Extracted data entries:
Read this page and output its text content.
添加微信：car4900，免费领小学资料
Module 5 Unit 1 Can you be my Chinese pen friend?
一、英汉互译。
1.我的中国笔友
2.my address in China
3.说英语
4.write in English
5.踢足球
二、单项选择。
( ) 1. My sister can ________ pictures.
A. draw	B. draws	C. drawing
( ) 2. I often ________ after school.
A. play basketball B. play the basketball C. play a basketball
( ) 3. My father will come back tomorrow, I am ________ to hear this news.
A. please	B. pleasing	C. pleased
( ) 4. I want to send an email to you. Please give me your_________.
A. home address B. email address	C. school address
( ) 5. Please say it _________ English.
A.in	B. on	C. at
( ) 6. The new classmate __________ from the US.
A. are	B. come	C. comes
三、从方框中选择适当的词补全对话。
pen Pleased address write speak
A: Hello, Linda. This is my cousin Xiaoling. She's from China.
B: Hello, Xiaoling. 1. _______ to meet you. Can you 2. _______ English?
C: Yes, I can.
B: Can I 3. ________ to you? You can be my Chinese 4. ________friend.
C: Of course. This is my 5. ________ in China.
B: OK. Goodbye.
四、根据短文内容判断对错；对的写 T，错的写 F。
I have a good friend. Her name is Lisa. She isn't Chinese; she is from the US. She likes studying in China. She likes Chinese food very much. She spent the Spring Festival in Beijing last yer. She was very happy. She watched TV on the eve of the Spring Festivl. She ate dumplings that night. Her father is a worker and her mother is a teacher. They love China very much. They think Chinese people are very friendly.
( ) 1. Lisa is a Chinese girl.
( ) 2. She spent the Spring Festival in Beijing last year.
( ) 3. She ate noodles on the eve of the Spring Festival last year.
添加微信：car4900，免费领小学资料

- [SET TASK]: Exactly reproduce every line of the records.

- [ANSWER TO THE PROBLEM]:
Read this page and output its text content.
添加微信：car4900，免费领小学资料
Module 5 Unit 1 Can you be my Chinese pen friend?
一、英汉互译。
1.我的中国笔友
2.my address in China
3.说英语
4.write in English
5.踢足球
二、单项选择。
( ) 1. My sister can ________ pictures.
A. draw	B. draws	C. drawing
( ) 2. I often ________ after school.
A. play basketball B. play the basketball C. play a basketball
( ) 3. My father will come back tomorrow, I am ________ to hear this news.
A. please	B. pleasing	C. pleased
( ) 4. I want to send an email to you. Please give me your_________.
A. home address B. email address	C. school address
( ) 5. Please say it _________ English.
A.in	B. on	C. at
( ) 6. The new classmate __________ from the US.
A. are	B. come	C. comes
三、从方框中选择适当的词补全对话。
pen Pleased address write speak
A: Hello, Linda. This is my cousin Xiaoling. She's from China.
B: Hello, Xiaoling. 1. _______ to meet you. Can you 2. _______ English?
C: Yes, I can.
B: Can I 3. ________ to you? You can be my Chinese 4. ________friend.
C: Of course. This is my 5. ________ in China.
B: OK. Goodbye.
四、根据短文内容判断对错；对的写 T，错的写 F。
I have a good friend. Her name is Lisa. She isn't Chinese; she is from the US. She likes studying in China. She likes Chinese food very much. She spent the Spring Festival in Beijing last yer. She was very happy. She watched TV on the eve of the Spring Festivl. She ate dumplings that night. Her father is a worker and her mother is a teacher. They love China very much. They think Chinese people are very friendly.
( ) 1. Lisa is a Chinese girl.
( ) 2. She spent the Spring Festival in Beijing last year.
( ) 3. She ate noodles on the eve of the Spring Festival last year.
添加微信：car4900，免费领小学资料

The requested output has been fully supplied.